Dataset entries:
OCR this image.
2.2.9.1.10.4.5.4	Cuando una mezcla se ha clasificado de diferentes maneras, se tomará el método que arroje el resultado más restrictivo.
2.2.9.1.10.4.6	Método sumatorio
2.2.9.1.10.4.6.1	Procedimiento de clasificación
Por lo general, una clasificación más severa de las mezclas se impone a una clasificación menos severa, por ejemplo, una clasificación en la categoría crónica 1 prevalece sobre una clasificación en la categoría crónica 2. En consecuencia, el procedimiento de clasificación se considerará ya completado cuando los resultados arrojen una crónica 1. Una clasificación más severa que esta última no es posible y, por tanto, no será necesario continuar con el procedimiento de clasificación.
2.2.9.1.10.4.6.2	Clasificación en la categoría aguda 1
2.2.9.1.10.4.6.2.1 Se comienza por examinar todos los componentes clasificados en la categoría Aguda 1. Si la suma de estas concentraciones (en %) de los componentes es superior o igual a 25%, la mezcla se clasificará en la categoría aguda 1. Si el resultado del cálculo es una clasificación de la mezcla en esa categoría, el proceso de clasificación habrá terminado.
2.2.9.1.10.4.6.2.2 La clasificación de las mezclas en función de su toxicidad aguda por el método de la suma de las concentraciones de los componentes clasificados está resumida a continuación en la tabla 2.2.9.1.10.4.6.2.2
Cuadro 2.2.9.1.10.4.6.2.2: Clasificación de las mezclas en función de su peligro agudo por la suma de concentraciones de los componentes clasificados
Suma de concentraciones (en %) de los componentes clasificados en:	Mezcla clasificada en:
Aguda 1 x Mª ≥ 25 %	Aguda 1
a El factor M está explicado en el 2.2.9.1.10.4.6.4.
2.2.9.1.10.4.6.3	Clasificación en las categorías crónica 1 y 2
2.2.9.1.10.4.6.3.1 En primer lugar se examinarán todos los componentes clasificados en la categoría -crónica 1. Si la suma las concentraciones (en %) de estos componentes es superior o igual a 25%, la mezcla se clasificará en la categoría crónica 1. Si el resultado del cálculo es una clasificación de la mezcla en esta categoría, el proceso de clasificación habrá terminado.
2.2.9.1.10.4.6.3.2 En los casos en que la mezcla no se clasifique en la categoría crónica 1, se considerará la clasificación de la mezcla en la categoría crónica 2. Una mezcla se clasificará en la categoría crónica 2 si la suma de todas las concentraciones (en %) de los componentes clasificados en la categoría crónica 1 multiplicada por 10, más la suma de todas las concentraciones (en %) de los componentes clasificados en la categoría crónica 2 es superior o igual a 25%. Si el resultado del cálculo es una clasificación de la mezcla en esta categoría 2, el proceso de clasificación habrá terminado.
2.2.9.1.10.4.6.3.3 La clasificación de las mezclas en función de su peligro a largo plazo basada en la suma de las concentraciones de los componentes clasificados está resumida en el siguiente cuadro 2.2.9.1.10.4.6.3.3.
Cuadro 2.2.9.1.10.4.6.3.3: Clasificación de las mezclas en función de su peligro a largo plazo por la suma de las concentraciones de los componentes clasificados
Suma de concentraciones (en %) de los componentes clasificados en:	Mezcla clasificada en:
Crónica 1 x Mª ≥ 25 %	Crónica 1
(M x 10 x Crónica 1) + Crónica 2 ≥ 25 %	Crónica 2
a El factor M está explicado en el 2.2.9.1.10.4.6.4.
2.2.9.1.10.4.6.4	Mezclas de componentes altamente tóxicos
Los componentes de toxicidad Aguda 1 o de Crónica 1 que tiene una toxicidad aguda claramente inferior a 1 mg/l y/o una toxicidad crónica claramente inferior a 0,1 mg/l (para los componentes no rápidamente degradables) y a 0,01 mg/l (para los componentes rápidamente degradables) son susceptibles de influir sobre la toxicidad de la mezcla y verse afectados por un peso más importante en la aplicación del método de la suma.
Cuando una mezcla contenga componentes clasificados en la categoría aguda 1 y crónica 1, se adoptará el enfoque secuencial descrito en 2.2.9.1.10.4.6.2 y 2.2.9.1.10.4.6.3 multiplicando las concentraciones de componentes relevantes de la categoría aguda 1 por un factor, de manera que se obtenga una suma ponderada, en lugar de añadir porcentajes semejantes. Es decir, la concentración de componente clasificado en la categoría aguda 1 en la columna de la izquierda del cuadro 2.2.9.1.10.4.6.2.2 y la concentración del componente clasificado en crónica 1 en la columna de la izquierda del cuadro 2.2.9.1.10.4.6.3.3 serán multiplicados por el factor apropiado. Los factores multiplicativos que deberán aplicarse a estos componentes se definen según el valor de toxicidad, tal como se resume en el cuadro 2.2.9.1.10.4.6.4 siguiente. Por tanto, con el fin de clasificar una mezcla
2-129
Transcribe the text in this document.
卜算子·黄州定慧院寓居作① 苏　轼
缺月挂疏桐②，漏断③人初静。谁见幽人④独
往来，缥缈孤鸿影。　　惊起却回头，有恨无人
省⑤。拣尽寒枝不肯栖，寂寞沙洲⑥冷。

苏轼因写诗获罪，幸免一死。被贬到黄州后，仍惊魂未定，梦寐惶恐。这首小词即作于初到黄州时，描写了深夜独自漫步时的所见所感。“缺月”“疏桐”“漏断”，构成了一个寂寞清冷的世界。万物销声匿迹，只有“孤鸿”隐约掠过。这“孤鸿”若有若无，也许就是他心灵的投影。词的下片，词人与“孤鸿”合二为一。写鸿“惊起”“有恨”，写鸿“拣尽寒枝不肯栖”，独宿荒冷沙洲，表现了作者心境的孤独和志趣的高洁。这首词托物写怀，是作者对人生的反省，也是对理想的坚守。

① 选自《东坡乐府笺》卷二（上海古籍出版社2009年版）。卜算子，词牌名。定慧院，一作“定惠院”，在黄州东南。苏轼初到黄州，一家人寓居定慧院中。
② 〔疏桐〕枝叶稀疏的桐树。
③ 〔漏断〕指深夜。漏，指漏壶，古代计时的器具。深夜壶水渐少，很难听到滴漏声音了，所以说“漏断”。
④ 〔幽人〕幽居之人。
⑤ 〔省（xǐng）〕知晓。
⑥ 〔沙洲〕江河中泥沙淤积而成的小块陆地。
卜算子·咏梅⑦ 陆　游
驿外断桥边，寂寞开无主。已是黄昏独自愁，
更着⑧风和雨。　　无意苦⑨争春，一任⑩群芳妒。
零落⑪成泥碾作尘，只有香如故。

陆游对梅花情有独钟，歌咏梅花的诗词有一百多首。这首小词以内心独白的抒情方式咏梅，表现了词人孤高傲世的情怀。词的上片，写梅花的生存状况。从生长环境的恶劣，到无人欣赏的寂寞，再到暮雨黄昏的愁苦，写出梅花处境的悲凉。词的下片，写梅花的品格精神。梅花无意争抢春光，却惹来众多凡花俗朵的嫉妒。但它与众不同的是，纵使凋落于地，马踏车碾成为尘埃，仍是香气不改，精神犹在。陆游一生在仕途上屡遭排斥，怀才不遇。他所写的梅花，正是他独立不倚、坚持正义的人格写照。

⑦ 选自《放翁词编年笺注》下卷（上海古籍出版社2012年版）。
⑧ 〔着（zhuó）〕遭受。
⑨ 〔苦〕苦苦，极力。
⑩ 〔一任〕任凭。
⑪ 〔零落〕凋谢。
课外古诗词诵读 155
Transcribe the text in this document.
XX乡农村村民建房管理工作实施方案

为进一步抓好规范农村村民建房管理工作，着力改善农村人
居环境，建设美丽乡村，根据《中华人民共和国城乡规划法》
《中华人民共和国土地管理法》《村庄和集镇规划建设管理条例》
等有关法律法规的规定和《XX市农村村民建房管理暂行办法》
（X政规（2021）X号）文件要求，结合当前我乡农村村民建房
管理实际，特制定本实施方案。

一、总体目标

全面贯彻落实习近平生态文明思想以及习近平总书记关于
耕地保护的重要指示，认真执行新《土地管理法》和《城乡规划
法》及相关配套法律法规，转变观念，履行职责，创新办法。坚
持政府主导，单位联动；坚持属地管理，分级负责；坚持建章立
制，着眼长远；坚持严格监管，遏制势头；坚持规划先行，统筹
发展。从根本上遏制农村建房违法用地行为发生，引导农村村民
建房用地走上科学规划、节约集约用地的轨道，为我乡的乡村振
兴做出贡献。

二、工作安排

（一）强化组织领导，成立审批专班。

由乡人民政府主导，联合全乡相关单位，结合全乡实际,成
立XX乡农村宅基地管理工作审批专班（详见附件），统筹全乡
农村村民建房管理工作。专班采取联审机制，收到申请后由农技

Written problem:
Lines in the records that hold the word "词的下片" are to be counted; give only the total.

Solution to this task:
2